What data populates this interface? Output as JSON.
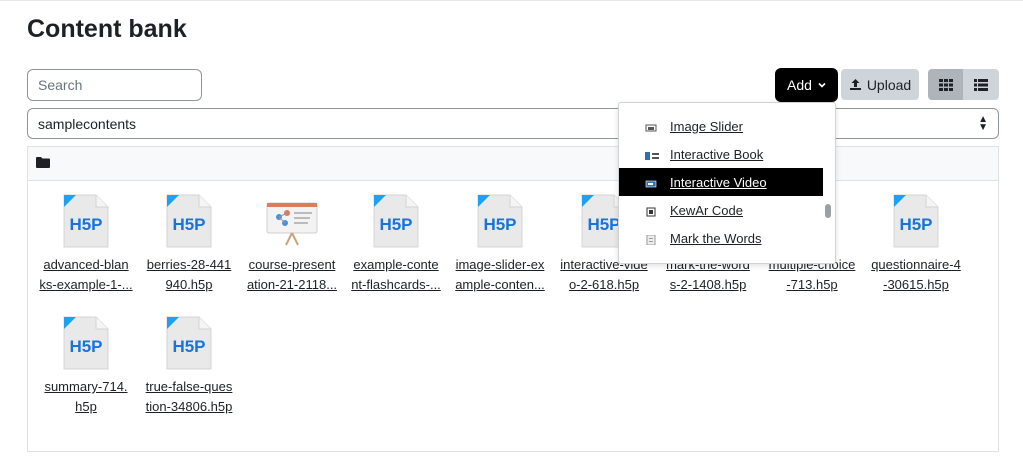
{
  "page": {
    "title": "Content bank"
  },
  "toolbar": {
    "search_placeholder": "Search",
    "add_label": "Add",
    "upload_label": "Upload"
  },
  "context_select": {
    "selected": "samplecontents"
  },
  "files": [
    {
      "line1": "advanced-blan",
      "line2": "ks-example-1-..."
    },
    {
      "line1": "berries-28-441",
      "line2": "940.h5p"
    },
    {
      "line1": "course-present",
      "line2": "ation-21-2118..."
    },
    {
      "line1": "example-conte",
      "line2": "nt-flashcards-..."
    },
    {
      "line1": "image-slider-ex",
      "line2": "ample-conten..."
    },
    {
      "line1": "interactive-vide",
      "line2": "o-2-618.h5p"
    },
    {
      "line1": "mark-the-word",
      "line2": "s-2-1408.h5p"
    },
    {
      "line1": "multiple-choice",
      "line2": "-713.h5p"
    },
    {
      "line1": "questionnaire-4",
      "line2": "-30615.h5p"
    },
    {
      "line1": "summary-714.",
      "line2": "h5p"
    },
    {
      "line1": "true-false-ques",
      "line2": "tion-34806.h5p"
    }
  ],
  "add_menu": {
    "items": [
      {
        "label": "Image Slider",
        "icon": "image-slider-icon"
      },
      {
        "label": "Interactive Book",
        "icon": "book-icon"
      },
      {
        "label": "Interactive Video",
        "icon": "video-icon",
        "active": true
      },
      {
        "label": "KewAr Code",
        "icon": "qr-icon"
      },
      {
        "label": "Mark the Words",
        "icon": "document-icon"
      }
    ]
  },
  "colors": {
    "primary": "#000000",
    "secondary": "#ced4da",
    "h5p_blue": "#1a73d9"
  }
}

▶ _GOAL OF THE EXERCISE_
Copy out each line of the data containing the string "example".

▶ _RESPONSE TO THE TASK_
      "line2": "ks-example-1-..."
      "line1": "example-conte",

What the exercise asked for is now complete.